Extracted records
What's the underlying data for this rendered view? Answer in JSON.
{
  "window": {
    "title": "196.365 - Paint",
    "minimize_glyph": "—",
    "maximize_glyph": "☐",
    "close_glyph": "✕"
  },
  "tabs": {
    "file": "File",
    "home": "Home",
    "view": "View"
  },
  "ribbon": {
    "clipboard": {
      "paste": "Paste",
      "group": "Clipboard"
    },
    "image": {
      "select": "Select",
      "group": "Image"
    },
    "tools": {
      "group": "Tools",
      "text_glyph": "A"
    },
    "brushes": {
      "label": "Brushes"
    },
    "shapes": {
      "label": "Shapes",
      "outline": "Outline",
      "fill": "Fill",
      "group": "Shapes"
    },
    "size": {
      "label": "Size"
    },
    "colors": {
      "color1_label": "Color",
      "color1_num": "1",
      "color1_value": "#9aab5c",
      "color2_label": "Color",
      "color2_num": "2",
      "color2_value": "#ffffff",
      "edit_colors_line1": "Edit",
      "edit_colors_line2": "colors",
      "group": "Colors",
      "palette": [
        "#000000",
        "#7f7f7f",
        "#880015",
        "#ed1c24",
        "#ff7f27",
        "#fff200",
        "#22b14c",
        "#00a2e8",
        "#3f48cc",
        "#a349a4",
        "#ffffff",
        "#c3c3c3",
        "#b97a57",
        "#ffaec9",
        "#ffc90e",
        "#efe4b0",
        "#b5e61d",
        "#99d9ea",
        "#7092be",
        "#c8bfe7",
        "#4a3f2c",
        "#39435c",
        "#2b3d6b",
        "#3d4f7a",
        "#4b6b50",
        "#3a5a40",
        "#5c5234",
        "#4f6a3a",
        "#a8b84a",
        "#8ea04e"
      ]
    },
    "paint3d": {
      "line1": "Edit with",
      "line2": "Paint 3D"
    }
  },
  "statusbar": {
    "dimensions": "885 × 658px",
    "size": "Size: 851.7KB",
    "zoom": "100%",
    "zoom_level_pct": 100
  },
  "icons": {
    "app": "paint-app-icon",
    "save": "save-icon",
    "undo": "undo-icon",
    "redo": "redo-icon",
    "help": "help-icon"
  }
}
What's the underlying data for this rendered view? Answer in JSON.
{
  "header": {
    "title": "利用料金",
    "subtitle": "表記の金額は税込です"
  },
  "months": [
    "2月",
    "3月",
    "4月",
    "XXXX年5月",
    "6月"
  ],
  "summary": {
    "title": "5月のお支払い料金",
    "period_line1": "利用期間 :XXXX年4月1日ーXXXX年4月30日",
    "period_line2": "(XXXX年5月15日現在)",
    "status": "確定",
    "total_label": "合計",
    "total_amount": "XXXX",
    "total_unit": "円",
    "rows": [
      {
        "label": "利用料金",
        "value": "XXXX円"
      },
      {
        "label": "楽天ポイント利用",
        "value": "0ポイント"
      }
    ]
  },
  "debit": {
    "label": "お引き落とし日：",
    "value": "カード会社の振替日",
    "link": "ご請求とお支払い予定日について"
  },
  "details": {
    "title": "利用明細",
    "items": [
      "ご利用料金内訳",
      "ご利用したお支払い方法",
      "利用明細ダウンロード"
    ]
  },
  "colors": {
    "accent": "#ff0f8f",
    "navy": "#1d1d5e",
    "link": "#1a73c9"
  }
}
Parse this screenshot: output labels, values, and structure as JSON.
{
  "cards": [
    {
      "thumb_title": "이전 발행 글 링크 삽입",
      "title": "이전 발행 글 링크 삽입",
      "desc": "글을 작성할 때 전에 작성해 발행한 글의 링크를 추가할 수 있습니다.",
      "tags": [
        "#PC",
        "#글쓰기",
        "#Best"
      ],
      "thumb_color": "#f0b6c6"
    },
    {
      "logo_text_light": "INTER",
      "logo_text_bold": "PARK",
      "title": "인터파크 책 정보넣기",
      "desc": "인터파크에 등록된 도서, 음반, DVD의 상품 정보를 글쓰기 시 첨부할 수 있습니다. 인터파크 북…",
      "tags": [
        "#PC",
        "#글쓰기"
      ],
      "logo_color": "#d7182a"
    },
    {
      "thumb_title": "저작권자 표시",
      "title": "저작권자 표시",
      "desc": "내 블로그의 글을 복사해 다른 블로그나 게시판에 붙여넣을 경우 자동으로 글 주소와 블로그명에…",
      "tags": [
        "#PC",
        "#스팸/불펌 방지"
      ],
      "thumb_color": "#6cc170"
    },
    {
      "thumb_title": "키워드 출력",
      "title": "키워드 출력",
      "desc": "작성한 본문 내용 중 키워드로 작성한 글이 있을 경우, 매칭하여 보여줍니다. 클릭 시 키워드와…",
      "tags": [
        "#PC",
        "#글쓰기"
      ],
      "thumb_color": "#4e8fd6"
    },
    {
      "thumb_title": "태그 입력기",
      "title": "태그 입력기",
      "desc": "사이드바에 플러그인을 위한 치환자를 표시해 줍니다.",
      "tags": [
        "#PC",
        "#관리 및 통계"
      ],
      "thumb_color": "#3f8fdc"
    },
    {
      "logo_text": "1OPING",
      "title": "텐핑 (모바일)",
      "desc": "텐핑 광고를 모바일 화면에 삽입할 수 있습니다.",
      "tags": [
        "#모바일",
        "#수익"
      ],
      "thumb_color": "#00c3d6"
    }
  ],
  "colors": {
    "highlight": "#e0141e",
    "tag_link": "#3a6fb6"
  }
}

WHAT YOU ARE ASKED TO DO: Write out every line exactly as it stands.

COMPLETED TASK:
What's the underlying data for this rendered view? Answer in JSON.
{
  "window": {
    "title": "196.365 - Paint",
    "minimize_glyph": "—",
    "maximize_glyph": "☐",
    "close_glyph": "✕"
  },
  "tabs": {
    "file": "File",
    "home": "Home",
    "view": "View"
  },
  "ribbon": {
    "clipboard": {
      "paste": "Paste",
      "group": "Clipboard"
    },
    "image": {
      "select": "Select",
      "group": "Image"
    },
    "tools": {
      "group": "Tools",
      "text_glyph": "A"
    },
    "brushes": {
      "label": "Brushes"
    },
    "shapes": {
      "label": "Shapes",
      "outline": "Outline",
      "fill": "Fill",
      "group": "Shapes"
    },
    "size": {
      "label": "Size"
    },
    "colors": {
      "color1_label": "Color",
      "color1_num": "1",
      "color1_value": "#9aab5c",
      "color2_label": "Color",
      "color2_num": "2",
      "color2_value": "#ffffff",
      "edit_colors_line1": "Edit",
      "edit_colors_line2": "colors",
      "group": "Colors",
      "palette": [
        "#000000",
        "#7f7f7f",
        "#880015",
        "#ed1c24",
        "#ff7f27",
        "#fff200",
        "#22b14c",
        "#00a2e8",
        "#3f48cc",
        "#a349a4",
        "#ffffff",
        "#c3c3c3",
        "#b97a57",
        "#ffaec9",
        "#ffc90e",
        "#efe4b0",
        "#b5e61d",
        "#99d9ea",
        "#7092be",
        "#c8bfe7",
        "#4a3f2c",
        "#39435c",
        "#2b3d6b",
        "#3d4f7a",
        "#4b6b50",
        "#3a5a40",
        "#5c5234",
        "#4f6a3a",
        "#a8b84a",
        "#8ea04e"
      ]
    },
    "paint3d": {
      "line1": "Edit with",
      "line2": "Paint 3D"
    }
  },
  "statusbar": {
    "dimensions": "885 × 658px",
    "size": "Size: 851.7KB",
    "zoom": "100%",
    "zoom_level_pct": 100
  },
  "icons": {
    "app": "paint-app-icon",
    "save": "save-icon",
    "undo": "undo-icon",
    "redo": "redo-icon",
    "help": "help-icon"
  }
}
What's the underlying data for this rendered view? Answer in JSON.
{
  "header": {
    "title": "利用料金",
    "subtitle": "表記の金額は税込です"
  },
  "months": [
    "2月",
    "3月",
    "4月",
    "XXXX年5月",
    "6月"
  ],
  "summary": {
    "title": "5月のお支払い料金",
    "period_line1": "利用期間 :XXXX年4月1日ーXXXX年4月30日",
    "period_line2": "(XXXX年5月15日現在)",
    "status": "確定",
    "total_label": "合計",
    "total_amount": "XXXX",
    "total_unit": "円",
    "rows": [
      {
        "label": "利用料金",
        "value": "XXXX円"
      },
      {
        "label": "楽天ポイント利用",
        "value": "0ポイント"
      }
    ]
  },
  "debit": {
    "label": "お引き落とし日：",
    "value": "カード会社の振替日",
    "link": "ご請求とお支払い予定日について"
  },
  "details": {
    "title": "利用明細",
    "items": [
      "ご利用料金内訳",
      "ご利用したお支払い方法",
      "利用明細ダウンロード"
    ]
  },
  "colors": {
    "accent": "#ff0f8f",
    "navy": "#1d1d5e",
    "link": "#1a73c9"
  }
}
Parse this screenshot: output labels, values, and structure as JSON.
{
  "cards": [
    {
      "thumb_title": "이전 발행 글 링크 삽입",
      "title": "이전 발행 글 링크 삽입",
      "desc": "글을 작성할 때 전에 작성해 발행한 글의 링크를 추가할 수 있습니다.",
      "tags": [
        "#PC",
        "#글쓰기",
        "#Best"
      ],
      "thumb_color": "#f0b6c6"
    },
    {
      "logo_text_light": "INTER",
      "logo_text_bold": "PARK",
      "title": "인터파크 책 정보넣기",
      "desc": "인터파크에 등록된 도서, 음반, DVD의 상품 정보를 글쓰기 시 첨부할 수 있습니다. 인터파크 북…",
      "tags": [
        "#PC",
        "#글쓰기"
      ],
      "logo_color": "#d7182a"
    },
    {
      "thumb_title": "저작권자 표시",
      "title": "저작권자 표시",
      "desc": "내 블로그의 글을 복사해 다른 블로그나 게시판에 붙여넣을 경우 자동으로 글 주소와 블로그명에…",
      "tags": [
        "#PC",
        "#스팸/불펌 방지"
      ],
      "thumb_color": "#6cc170"
    },
    {
      "thumb_title": "키워드 출력",
      "title": "키워드 출력",
      "desc": "작성한 본문 내용 중 키워드로 작성한 글이 있을 경우, 매칭하여 보여줍니다. 클릭 시 키워드와…",
      "tags": [
        "#PC",
        "#글쓰기"
      ],
      "thumb_color": "#4e8fd6"
    },
    {
      "thumb_title": "태그 입력기",
      "title": "태그 입력기",
      "desc": "사이드바에 플러그인을 위한 치환자를 표시해 줍니다.",
      "tags": [
        "#PC",
        "#관리 및 통계"
      ],
      "thumb_color": "#3f8fdc"
    },
    {
      "logo_text": "1OPING",
      "title": "텐핑 (모바일)",
      "desc": "텐핑 광고를 모바일 화면에 삽입할 수 있습니다.",
      "tags": [
        "#모바일",
        "#수익"
      ],
      "thumb_color": "#00c3d6"
    }
  ],
  "colors": {
    "highlight": "#e0141e",
    "tag_link": "#3a6fb6"
  }
}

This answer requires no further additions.